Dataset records
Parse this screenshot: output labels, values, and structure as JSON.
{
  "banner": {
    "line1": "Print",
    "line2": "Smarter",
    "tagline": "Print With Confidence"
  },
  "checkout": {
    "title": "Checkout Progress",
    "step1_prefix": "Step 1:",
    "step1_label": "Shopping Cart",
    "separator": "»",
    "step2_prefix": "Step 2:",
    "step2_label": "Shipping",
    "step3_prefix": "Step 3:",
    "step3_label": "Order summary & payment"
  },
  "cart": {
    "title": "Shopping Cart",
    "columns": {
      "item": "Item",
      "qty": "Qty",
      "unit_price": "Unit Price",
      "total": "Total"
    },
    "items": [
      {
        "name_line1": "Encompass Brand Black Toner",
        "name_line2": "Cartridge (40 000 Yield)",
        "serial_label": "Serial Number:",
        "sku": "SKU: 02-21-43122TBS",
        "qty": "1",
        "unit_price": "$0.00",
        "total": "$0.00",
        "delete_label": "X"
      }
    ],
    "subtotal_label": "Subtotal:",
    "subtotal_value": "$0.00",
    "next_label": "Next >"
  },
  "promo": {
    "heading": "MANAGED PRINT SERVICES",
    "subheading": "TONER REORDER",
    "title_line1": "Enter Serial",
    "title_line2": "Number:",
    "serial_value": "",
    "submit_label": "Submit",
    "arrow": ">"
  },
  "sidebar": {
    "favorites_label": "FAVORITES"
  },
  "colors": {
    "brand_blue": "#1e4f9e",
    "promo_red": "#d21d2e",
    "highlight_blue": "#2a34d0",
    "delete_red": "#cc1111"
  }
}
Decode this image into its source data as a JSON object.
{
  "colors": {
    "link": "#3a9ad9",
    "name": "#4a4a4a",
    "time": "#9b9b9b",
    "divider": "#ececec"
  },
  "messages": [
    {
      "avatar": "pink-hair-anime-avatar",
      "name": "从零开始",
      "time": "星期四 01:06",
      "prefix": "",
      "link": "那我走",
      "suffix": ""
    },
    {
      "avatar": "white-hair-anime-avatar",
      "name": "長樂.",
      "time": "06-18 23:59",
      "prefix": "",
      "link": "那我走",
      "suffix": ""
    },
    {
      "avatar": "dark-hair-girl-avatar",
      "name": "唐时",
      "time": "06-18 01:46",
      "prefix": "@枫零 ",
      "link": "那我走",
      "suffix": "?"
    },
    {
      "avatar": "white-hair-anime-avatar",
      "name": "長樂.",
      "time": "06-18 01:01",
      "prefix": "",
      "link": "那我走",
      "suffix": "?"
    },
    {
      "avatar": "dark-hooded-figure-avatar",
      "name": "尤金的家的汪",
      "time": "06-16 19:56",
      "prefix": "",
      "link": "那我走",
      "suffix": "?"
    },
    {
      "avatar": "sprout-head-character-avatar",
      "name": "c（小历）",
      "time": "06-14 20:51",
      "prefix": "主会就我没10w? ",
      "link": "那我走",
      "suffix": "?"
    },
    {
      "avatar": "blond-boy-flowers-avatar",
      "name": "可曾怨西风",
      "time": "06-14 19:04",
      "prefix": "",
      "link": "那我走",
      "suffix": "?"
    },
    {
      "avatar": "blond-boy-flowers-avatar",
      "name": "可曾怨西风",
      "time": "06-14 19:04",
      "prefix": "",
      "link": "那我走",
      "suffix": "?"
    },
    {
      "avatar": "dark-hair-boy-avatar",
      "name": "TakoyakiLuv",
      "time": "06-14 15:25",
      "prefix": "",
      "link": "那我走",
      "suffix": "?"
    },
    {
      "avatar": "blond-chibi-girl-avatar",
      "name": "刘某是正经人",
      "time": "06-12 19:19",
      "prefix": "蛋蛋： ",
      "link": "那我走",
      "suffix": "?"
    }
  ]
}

## Set task
Using the data above, return each line exactly as written.

## Solved exercise
Parse this screenshot: output labels, values, and structure as JSON.
{
  "banner": {
    "line1": "Print",
    "line2": "Smarter",
    "tagline": "Print With Confidence"
  },
  "checkout": {
    "title": "Checkout Progress",
    "step1_prefix": "Step 1:",
    "step1_label": "Shopping Cart",
    "separator": "»",
    "step2_prefix": "Step 2:",
    "step2_label": "Shipping",
    "step3_prefix": "Step 3:",
    "step3_label": "Order summary & payment"
  },
  "cart": {
    "title": "Shopping Cart",
    "columns": {
      "item": "Item",
      "qty": "Qty",
      "unit_price": "Unit Price",
      "total": "Total"
    },
    "items": [
      {
        "name_line1": "Encompass Brand Black Toner",
        "name_line2": "Cartridge (40 000 Yield)",
        "serial_label": "Serial Number:",
        "sku": "SKU: 02-21-43122TBS",
        "qty": "1",
        "unit_price": "$0.00",
        "total": "$0.00",
        "delete_label": "X"
      }
    ],
    "subtotal_label": "Subtotal:",
    "subtotal_value": "$0.00",
    "next_label": "Next >"
  },
  "promo": {
    "heading": "MANAGED PRINT SERVICES",
    "subheading": "TONER REORDER",
    "title_line1": "Enter Serial",
    "title_line2": "Number:",
    "serial_value": "",
    "submit_label": "Submit",
    "arrow": ">"
  },
  "sidebar": {
    "favorites_label": "FAVORITES"
  },
  "colors": {
    "brand_blue": "#1e4f9e",
    "promo_red": "#d21d2e",
    "highlight_blue": "#2a34d0",
    "delete_red": "#cc1111"
  }
}
Decode this image into its source data as a JSON object.
{
  "colors": {
    "link": "#3a9ad9",
    "name": "#4a4a4a",
    "time": "#9b9b9b",
    "divider": "#ececec"
  },
  "messages": [
    {
      "avatar": "pink-hair-anime-avatar",
      "name": "从零开始",
      "time": "星期四 01:06",
      "prefix": "",
      "link": "那我走",
      "suffix": ""
    },
    {
      "avatar": "white-hair-anime-avatar",
      "name": "長樂.",
      "time": "06-18 23:59",
      "prefix": "",
      "link": "那我走",
      "suffix": ""
    },
    {
      "avatar": "dark-hair-girl-avatar",
      "name": "唐时",
      "time": "06-18 01:46",
      "prefix": "@枫零 ",
      "link": "那我走",
      "suffix": "?"
    },
    {
      "avatar": "white-hair-anime-avatar",
      "name": "長樂.",
      "time": "06-18 01:01",
      "prefix": "",
      "link": "那我走",
      "suffix": "?"
    },
    {
      "avatar": "dark-hooded-figure-avatar",
      "name": "尤金的家的汪",
      "time": "06-16 19:56",
      "prefix": "",
      "link": "那我走",
      "suffix": "?"
    },
    {
      "avatar": "sprout-head-character-avatar",
      "name": "c（小历）",
      "time": "06-14 20:51",
      "prefix": "主会就我没10w? ",
      "link": "那我走",
      "suffix": "?"
    },
    {
      "avatar": "blond-boy-flowers-avatar",
      "name": "可曾怨西风",
      "time": "06-14 19:04",
      "prefix": "",
      "link": "那我走",
      "suffix": "?"
    },
    {
      "avatar": "blond-boy-flowers-avatar",
      "name": "可曾怨西风",
      "time": "06-14 19:04",
      "prefix": "",
      "link": "那我走",
      "suffix": "?"
    },
    {
      "avatar": "dark-hair-boy-avatar",
      "name": "TakoyakiLuv",
      "time": "06-14 15:25",
      "prefix": "",
      "link": "那我走",
      "suffix": "?"
    },
    {
      "avatar": "blond-chibi-girl-avatar",
      "name": "刘某是正经人",
      "time": "06-12 19:19",
      "prefix": "蛋蛋： ",
      "link": "那我走",
      "suffix": "?"
    }
  ]
}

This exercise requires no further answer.